TASK DIRECTIONS: Tally all lines containing the word "JSON". Give the number alone.

(Records contained in a dataset)
▽

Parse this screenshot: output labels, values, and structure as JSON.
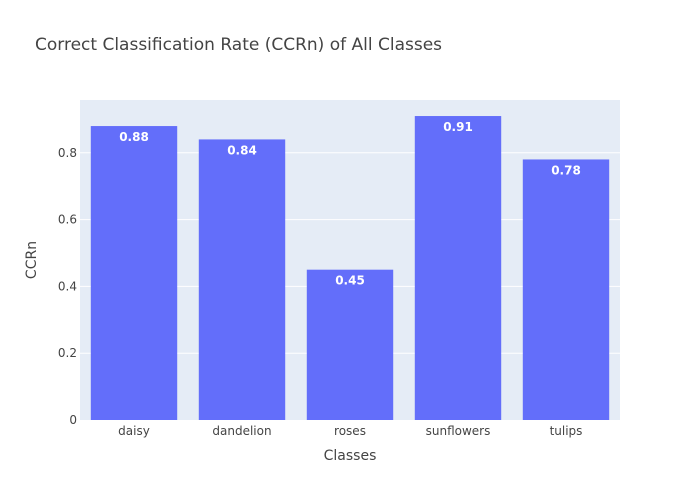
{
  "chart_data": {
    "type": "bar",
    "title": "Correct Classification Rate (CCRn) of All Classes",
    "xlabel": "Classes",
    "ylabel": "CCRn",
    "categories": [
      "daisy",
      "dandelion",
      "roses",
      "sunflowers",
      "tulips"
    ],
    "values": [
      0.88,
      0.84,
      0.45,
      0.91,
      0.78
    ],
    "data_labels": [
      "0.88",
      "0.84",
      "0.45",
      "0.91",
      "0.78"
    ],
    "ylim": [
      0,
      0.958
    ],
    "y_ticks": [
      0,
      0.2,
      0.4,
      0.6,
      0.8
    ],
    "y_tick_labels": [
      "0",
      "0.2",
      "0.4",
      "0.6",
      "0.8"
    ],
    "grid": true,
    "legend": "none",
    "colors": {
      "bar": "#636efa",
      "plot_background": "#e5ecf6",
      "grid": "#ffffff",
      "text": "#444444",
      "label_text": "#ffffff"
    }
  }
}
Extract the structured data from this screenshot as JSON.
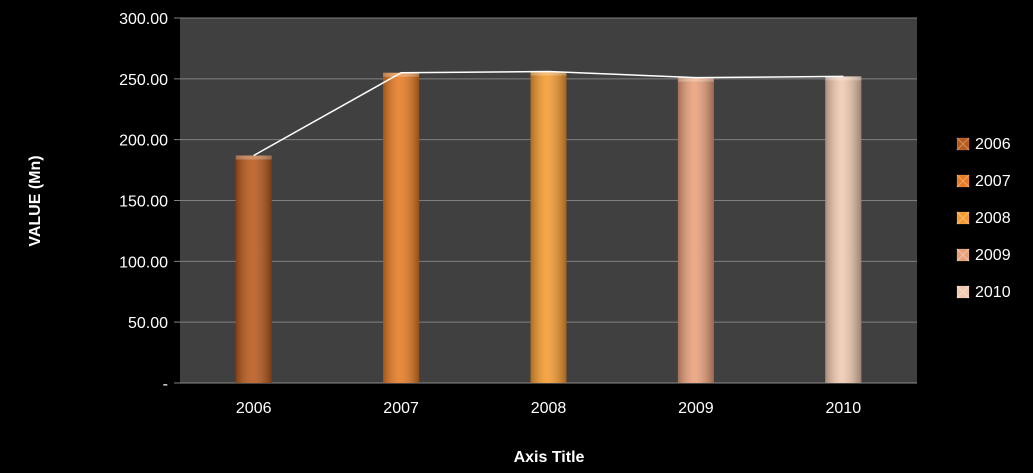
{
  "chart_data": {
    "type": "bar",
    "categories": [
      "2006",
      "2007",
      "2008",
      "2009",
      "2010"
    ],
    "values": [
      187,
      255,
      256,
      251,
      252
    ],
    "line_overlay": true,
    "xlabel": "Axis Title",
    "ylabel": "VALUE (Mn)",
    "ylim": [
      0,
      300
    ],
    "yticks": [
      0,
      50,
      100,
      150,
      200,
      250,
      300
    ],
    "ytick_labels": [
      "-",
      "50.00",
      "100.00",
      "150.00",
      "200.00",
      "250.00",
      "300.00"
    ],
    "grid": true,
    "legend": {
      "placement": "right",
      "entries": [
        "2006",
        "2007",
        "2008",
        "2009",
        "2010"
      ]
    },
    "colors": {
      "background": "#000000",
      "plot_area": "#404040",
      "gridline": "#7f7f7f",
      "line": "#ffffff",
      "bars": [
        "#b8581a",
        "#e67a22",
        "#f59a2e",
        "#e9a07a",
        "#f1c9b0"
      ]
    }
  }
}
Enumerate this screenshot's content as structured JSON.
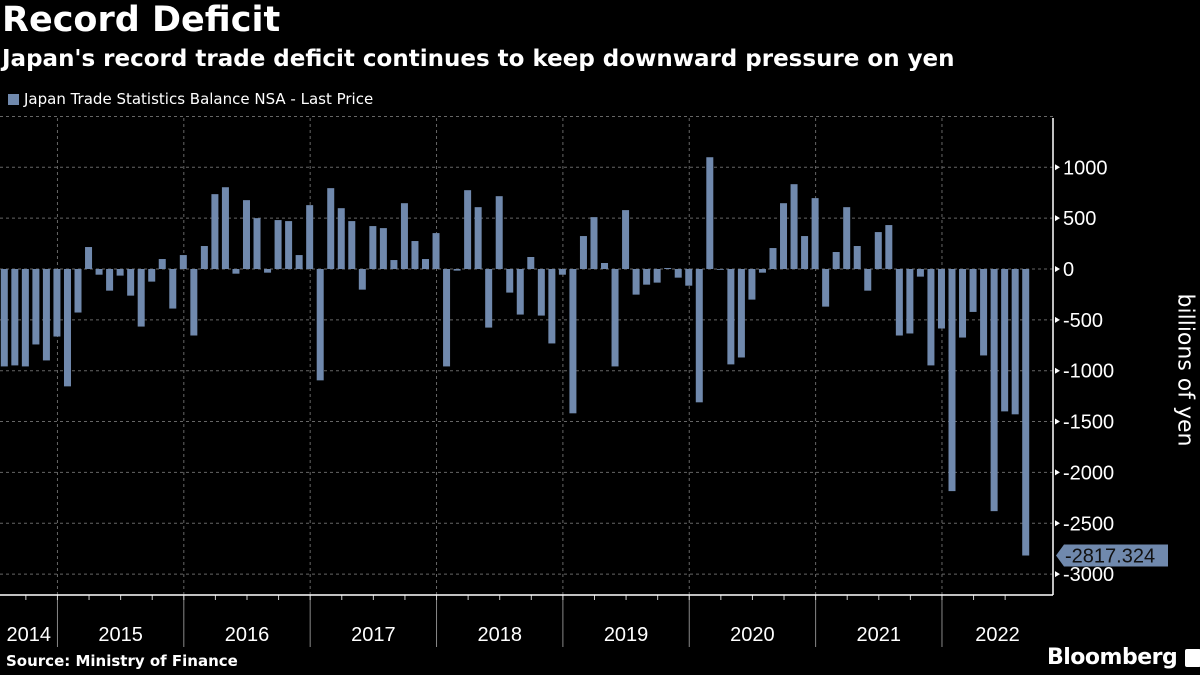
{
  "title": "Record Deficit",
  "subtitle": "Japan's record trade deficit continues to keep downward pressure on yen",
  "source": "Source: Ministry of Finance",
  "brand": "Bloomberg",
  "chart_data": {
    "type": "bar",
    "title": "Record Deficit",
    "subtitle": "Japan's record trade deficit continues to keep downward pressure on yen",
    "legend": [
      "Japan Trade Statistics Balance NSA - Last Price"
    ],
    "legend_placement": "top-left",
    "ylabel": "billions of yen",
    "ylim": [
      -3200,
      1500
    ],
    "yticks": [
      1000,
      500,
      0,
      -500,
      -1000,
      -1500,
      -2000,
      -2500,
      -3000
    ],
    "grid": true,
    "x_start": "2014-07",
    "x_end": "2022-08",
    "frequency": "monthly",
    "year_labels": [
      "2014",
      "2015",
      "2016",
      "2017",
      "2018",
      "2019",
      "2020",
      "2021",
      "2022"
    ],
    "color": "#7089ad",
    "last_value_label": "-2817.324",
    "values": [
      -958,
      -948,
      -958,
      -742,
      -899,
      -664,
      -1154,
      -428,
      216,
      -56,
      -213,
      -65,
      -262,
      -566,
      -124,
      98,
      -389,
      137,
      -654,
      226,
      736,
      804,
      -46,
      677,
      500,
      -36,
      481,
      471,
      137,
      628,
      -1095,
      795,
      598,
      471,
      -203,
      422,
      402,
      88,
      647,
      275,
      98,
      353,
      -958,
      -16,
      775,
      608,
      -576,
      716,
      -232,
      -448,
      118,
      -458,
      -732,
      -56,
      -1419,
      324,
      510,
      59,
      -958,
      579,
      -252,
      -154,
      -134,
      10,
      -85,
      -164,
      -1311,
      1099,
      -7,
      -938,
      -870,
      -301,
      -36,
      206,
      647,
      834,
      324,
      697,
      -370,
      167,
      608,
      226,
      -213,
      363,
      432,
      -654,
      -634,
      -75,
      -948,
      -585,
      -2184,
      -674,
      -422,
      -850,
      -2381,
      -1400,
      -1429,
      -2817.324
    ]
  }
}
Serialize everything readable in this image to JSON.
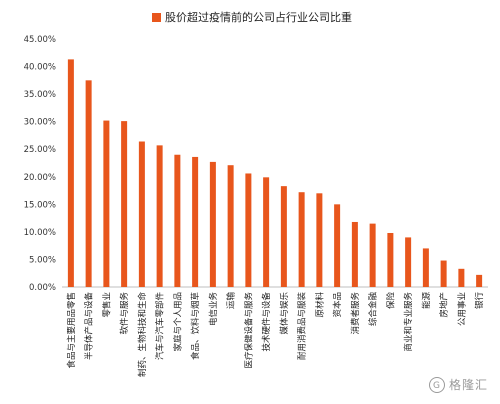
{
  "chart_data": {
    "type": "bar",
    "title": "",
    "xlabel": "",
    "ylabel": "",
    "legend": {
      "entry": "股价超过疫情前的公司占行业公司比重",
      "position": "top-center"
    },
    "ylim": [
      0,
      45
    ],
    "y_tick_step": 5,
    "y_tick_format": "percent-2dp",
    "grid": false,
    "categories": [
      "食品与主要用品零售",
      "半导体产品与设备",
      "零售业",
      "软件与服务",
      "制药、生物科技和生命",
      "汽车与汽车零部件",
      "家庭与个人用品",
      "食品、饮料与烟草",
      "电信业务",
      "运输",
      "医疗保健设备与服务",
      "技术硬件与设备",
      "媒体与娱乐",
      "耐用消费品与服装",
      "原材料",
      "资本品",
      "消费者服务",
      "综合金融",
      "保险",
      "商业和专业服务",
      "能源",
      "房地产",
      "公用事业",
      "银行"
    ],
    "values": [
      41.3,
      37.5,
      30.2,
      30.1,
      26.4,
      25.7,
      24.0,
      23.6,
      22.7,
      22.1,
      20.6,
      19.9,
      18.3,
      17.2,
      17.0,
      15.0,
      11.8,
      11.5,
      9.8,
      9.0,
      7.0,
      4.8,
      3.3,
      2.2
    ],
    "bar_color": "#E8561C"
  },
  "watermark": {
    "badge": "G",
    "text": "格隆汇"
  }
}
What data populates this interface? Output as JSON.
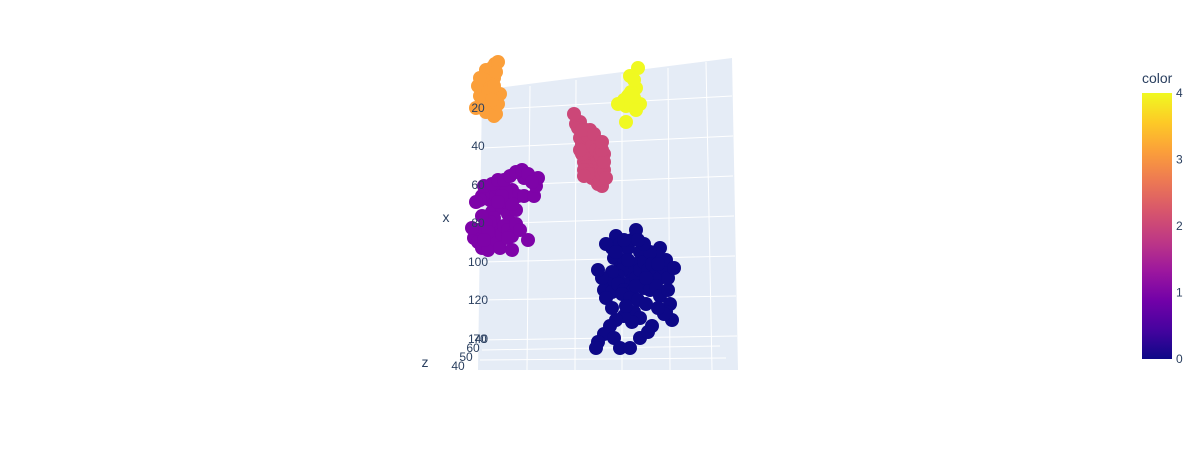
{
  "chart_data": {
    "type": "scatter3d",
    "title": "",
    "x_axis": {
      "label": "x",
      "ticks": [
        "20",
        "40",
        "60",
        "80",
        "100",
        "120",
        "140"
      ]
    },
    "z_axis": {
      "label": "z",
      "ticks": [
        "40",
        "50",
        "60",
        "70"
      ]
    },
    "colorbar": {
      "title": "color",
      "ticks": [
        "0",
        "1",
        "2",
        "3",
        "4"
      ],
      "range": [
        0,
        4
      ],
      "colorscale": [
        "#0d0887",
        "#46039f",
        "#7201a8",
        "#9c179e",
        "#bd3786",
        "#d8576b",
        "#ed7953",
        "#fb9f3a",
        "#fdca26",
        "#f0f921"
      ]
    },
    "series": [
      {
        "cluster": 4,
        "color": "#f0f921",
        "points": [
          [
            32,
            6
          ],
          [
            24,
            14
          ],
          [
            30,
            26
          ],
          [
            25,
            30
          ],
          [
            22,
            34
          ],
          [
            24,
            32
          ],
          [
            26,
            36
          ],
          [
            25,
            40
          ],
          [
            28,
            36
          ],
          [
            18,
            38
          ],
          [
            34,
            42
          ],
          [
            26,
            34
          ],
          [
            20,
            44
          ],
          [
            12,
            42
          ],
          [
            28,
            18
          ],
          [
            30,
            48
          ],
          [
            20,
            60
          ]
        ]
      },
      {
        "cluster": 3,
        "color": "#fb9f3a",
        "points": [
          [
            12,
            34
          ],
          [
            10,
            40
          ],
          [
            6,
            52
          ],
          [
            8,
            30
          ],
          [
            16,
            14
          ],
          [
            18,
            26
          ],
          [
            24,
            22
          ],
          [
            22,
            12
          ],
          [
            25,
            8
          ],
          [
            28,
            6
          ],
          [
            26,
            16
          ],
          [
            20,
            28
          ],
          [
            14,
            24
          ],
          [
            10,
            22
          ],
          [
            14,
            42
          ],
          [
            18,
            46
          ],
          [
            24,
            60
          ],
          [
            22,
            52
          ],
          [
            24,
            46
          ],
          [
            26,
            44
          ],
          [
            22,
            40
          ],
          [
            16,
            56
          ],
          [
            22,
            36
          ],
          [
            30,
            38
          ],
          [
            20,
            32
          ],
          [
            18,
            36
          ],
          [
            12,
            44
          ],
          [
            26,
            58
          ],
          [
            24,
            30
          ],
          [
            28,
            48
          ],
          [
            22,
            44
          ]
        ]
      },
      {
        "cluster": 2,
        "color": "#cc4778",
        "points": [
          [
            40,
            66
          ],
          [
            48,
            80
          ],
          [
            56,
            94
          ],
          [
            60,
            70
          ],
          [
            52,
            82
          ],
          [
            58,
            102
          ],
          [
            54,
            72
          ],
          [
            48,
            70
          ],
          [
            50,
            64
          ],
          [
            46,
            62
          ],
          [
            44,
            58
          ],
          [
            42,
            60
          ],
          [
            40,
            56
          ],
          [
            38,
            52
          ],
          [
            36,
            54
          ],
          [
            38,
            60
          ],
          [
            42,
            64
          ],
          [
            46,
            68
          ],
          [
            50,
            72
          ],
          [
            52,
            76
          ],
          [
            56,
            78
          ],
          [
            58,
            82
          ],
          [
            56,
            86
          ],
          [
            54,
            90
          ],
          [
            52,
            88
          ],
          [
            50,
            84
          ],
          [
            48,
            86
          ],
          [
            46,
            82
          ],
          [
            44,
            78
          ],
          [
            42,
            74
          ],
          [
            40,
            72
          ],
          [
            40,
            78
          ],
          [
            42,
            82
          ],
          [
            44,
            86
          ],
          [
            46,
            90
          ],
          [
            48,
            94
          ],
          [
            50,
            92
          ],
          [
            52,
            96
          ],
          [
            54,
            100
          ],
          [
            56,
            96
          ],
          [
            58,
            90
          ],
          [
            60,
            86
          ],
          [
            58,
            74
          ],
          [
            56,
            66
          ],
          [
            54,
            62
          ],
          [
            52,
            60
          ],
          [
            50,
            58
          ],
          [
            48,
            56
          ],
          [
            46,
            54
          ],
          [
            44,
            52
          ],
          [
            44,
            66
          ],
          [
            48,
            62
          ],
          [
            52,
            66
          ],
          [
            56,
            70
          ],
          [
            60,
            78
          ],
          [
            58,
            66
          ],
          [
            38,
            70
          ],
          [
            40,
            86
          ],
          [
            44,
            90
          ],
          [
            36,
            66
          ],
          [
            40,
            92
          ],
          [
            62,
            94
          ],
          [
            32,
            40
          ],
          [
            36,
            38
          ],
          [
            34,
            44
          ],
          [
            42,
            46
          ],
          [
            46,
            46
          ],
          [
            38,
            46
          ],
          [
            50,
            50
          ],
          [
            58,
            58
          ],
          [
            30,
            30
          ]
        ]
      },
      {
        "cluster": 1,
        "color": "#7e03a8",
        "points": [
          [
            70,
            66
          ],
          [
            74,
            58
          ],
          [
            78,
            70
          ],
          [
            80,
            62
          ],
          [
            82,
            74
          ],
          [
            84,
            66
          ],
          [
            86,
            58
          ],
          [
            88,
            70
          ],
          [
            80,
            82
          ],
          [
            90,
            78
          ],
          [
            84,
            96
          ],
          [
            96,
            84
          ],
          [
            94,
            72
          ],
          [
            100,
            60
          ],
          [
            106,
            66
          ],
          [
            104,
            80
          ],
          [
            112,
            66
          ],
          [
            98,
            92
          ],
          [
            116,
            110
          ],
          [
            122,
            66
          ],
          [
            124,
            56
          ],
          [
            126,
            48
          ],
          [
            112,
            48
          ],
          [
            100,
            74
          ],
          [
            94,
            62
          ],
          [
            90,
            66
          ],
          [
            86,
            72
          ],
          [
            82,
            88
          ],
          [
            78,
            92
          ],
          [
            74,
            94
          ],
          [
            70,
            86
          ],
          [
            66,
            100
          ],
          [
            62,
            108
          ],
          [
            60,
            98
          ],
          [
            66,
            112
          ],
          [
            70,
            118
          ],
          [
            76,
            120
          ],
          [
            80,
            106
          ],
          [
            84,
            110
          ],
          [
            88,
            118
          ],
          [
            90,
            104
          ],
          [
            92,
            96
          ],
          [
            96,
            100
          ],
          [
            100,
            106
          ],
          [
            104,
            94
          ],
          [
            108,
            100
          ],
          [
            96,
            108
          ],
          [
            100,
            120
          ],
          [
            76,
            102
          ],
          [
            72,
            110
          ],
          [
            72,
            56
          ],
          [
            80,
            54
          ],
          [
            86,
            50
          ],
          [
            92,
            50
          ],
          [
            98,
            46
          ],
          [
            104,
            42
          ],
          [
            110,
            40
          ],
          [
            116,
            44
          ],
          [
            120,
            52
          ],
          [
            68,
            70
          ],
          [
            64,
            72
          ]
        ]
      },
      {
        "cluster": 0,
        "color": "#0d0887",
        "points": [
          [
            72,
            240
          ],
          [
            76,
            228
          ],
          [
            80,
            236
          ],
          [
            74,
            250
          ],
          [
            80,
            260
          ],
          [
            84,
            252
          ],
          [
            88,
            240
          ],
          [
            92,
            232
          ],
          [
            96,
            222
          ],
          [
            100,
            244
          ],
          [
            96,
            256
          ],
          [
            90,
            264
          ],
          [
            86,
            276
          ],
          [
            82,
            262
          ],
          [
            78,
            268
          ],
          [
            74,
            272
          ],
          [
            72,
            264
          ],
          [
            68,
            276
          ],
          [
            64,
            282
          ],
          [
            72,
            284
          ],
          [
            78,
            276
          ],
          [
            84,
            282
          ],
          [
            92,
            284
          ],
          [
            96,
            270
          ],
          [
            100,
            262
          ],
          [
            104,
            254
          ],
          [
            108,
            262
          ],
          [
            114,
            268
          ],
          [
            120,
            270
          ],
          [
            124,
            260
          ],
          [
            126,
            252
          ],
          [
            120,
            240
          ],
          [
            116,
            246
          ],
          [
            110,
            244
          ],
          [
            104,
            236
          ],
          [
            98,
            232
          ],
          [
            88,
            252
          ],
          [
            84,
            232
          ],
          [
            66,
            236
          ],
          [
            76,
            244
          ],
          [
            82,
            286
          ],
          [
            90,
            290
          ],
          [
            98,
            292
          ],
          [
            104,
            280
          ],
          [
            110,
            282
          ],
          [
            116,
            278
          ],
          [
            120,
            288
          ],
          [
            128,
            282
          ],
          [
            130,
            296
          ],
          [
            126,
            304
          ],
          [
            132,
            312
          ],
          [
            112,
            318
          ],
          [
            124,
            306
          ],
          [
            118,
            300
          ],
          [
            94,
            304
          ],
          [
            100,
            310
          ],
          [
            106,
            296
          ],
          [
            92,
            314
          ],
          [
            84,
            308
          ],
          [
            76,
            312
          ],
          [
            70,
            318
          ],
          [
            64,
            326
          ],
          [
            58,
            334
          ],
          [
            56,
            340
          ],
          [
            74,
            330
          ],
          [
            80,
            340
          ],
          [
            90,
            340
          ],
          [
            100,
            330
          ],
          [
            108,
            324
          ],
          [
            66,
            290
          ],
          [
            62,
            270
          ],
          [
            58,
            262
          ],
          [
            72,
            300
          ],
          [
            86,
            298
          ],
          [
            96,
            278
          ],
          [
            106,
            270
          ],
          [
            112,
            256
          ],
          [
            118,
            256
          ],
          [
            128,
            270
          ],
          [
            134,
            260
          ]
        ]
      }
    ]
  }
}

△

PROBLEM SOLUTION: 5